> _DATA SECTION_
• • •
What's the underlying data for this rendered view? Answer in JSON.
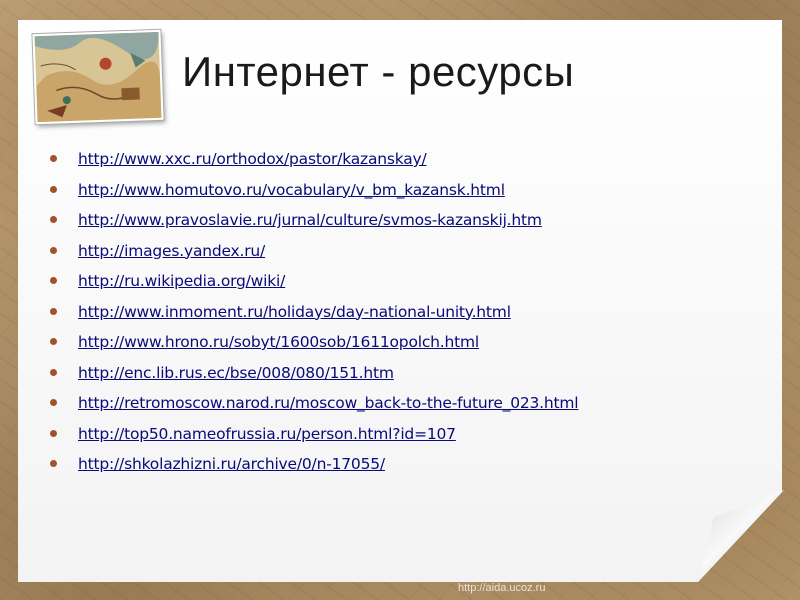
{
  "slide": {
    "title": "Интернет - ресурсы",
    "links": [
      "http://www.xxc.ru/orthodox/pastor/kazanskay/",
      "http://www.homutovo.ru/vocabulary/v_bm_kazansk.html",
      "http://www.pravoslavie.ru/jurnal/culture/svmos-kazanskij.htm",
      "http://images.yandex.ru/",
      "http://ru.wikipedia.org/wiki/",
      "http://www.inmoment.ru/holidays/day-national-unity.html",
      "http://www.hrono.ru/sobyt/1600sob/1611opolch.html",
      "http://enc.lib.rus.ec/bse/008/080/151.htm",
      "http://retromoscow.narod.ru/moscow_back-to-the-future_023.html",
      "http://top50.nameofrussia.ru/person.html?id=107",
      "http://shkolazhizni.ru/archive/0/n-17055/"
    ]
  },
  "watermark": "http://aida.ucoz.ru",
  "colors": {
    "link": "#0a0a7a",
    "bullet": "#a0522d",
    "title": "#1a1a1a",
    "paper": "#f7f7f7",
    "frame": "#b79a72"
  }
}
• • •
> _PROBLEM TO WORK ON_
Every record above should be written out again exactly; the pictures stay out of the copy.

> _ANSWER FOR THE TASK_
What's the underlying data for this rendered view? Answer in JSON.
{
  "slide": {
    "title": "Интернет - ресурсы",
    "links": [
      "http://www.xxc.ru/orthodox/pastor/kazanskay/",
      "http://www.homutovo.ru/vocabulary/v_bm_kazansk.html",
      "http://www.pravoslavie.ru/jurnal/culture/svmos-kazanskij.htm",
      "http://images.yandex.ru/",
      "http://ru.wikipedia.org/wiki/",
      "http://www.inmoment.ru/holidays/day-national-unity.html",
      "http://www.hrono.ru/sobyt/1600sob/1611opolch.html",
      "http://enc.lib.rus.ec/bse/008/080/151.htm",
      "http://retromoscow.narod.ru/moscow_back-to-the-future_023.html",
      "http://top50.nameofrussia.ru/person.html?id=107",
      "http://shkolazhizni.ru/archive/0/n-17055/"
    ]
  },
  "watermark": "http://aida.ucoz.ru",
  "colors": {
    "link": "#0a0a7a",
    "bullet": "#a0522d",
    "title": "#1a1a1a",
    "paper": "#f7f7f7",
    "frame": "#b79a72"
  }
}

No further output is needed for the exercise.